▶ _To be done_:
Transcribe every line of the records verbatim.

-------- Data shown --------

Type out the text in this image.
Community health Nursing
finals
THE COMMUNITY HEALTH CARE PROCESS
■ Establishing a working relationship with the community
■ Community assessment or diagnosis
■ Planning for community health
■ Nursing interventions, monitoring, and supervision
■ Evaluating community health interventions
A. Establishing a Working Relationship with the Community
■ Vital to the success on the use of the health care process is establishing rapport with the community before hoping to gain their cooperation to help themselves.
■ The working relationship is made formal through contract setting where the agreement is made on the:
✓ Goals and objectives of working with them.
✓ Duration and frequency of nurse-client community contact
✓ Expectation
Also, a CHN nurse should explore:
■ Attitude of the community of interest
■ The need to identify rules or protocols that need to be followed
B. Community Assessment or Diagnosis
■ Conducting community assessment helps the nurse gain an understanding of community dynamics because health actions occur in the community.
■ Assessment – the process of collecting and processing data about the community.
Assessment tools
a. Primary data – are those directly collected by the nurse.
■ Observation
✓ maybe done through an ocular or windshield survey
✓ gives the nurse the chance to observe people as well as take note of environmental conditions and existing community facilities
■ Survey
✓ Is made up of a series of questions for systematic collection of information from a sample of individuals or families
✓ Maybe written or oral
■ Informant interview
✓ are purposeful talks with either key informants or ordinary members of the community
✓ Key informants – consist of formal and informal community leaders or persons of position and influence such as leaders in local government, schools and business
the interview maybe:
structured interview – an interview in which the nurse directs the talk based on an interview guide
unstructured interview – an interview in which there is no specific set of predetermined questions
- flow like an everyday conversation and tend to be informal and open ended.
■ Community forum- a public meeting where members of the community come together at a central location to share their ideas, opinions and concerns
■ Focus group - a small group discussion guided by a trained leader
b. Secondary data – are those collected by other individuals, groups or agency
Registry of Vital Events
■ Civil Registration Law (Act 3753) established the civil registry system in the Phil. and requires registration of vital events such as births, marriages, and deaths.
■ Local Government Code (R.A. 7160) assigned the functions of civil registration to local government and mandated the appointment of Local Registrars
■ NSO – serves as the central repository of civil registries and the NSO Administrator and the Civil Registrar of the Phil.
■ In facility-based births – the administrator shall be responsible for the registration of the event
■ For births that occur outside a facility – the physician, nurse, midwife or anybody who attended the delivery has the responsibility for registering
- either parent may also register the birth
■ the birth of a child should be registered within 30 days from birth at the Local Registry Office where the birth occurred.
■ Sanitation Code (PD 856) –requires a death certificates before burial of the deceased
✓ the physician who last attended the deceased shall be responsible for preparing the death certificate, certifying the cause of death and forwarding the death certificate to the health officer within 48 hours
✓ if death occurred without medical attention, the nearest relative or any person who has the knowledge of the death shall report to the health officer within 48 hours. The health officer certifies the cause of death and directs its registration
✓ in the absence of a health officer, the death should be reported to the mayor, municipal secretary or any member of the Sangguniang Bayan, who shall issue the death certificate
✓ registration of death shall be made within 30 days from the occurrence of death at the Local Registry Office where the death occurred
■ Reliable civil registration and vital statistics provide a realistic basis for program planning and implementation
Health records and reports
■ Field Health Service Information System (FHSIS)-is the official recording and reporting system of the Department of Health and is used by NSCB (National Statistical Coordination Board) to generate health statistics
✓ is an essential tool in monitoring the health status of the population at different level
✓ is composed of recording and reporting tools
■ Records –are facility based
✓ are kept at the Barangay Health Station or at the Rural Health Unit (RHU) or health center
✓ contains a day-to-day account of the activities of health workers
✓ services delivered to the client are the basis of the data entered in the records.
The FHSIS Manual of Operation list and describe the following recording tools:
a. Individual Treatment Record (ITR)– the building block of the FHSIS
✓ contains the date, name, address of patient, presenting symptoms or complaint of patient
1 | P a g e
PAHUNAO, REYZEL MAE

--------

▶ _Result of this task_:
Type out the text in this image.
Community health Nursing
finals
THE COMMUNITY HEALTH CARE PROCESS
■ Establishing a working relationship with the community
■ Community assessment or diagnosis
■ Planning for community health
■ Nursing interventions, monitoring, and supervision
■ Evaluating community health interventions
A. Establishing a Working Relationship with the Community
■ Vital to the success on the use of the health care process is establishing rapport with the community before hoping to gain their cooperation to help themselves.
■ The working relationship is made formal through contract setting where the agreement is made on the:
✓ Goals and objectives of working with them.
✓ Duration and frequency of nurse-client community contact
✓ Expectation
Also, a CHN nurse should explore:
■ Attitude of the community of interest
■ The need to identify rules or protocols that need to be followed
B. Community Assessment or Diagnosis
■ Conducting community assessment helps the nurse gain an understanding of community dynamics because health actions occur in the community.
■ Assessment – the process of collecting and processing data about the community.
Assessment tools
a. Primary data – are those directly collected by the nurse.
■ Observation
✓ maybe done through an ocular or windshield survey
✓ gives the nurse the chance to observe people as well as take note of environmental conditions and existing community facilities
■ Survey
✓ Is made up of a series of questions for systematic collection of information from a sample of individuals or families
✓ Maybe written or oral
■ Informant interview
✓ are purposeful talks with either key informants or ordinary members of the community
✓ Key informants – consist of formal and informal community leaders or persons of position and influence such as leaders in local government, schools and business
the interview maybe:
structured interview – an interview in which the nurse directs the talk based on an interview guide
unstructured interview – an interview in which there is no specific set of predetermined questions
- flow like an everyday conversation and tend to be informal and open ended.
■ Community forum- a public meeting where members of the community come together at a central location to share their ideas, opinions and concerns
■ Focus group - a small group discussion guided by a trained leader
b. Secondary data – are those collected by other individuals, groups or agency
Registry of Vital Events
■ Civil Registration Law (Act 3753) established the civil registry system in the Phil. and requires registration of vital events such as births, marriages, and deaths.
■ Local Government Code (R.A. 7160) assigned the functions of civil registration to local government and mandated the appointment of Local Registrars
■ NSO – serves as the central repository of civil registries and the NSO Administrator and the Civil Registrar of the Phil.
■ In facility-based births – the administrator shall be responsible for the registration of the event
■ For births that occur outside a facility – the physician, nurse, midwife or anybody who attended the delivery has the responsibility for registering
- either parent may also register the birth
■ the birth of a child should be registered within 30 days from birth at the Local Registry Office where the birth occurred.
■ Sanitation Code (PD 856) –requires a death certificates before burial of the deceased
✓ the physician who last attended the deceased shall be responsible for preparing the death certificate, certifying the cause of death and forwarding the death certificate to the health officer within 48 hours
✓ if death occurred without medical attention, the nearest relative or any person who has the knowledge of the death shall report to the health officer within 48 hours. The health officer certifies the cause of death and directs its registration
✓ in the absence of a health officer, the death should be reported to the mayor, municipal secretary or any member of the Sangguniang Bayan, who shall issue the death certificate
✓ registration of death shall be made within 30 days from the occurrence of death at the Local Registry Office where the death occurred
■ Reliable civil registration and vital statistics provide a realistic basis for program planning and implementation
Health records and reports
■ Field Health Service Information System (FHSIS)-is the official recording and reporting system of the Department of Health and is used by NSCB (National Statistical Coordination Board) to generate health statistics
✓ is an essential tool in monitoring the health status of the population at different level
✓ is composed of recording and reporting tools
■ Records –are facility based
✓ are kept at the Barangay Health Station or at the Rural Health Unit (RHU) or health center
✓ contains a day-to-day account of the activities of health workers
✓ services delivered to the client are the basis of the data entered in the records.
The FHSIS Manual of Operation list and describe the following recording tools:
a. Individual Treatment Record (ITR)– the building block of the FHSIS
✓ contains the date, name, address of patient, presenting symptoms or complaint of patient
1 | P a g e
PAHUNAO, REYZEL MAE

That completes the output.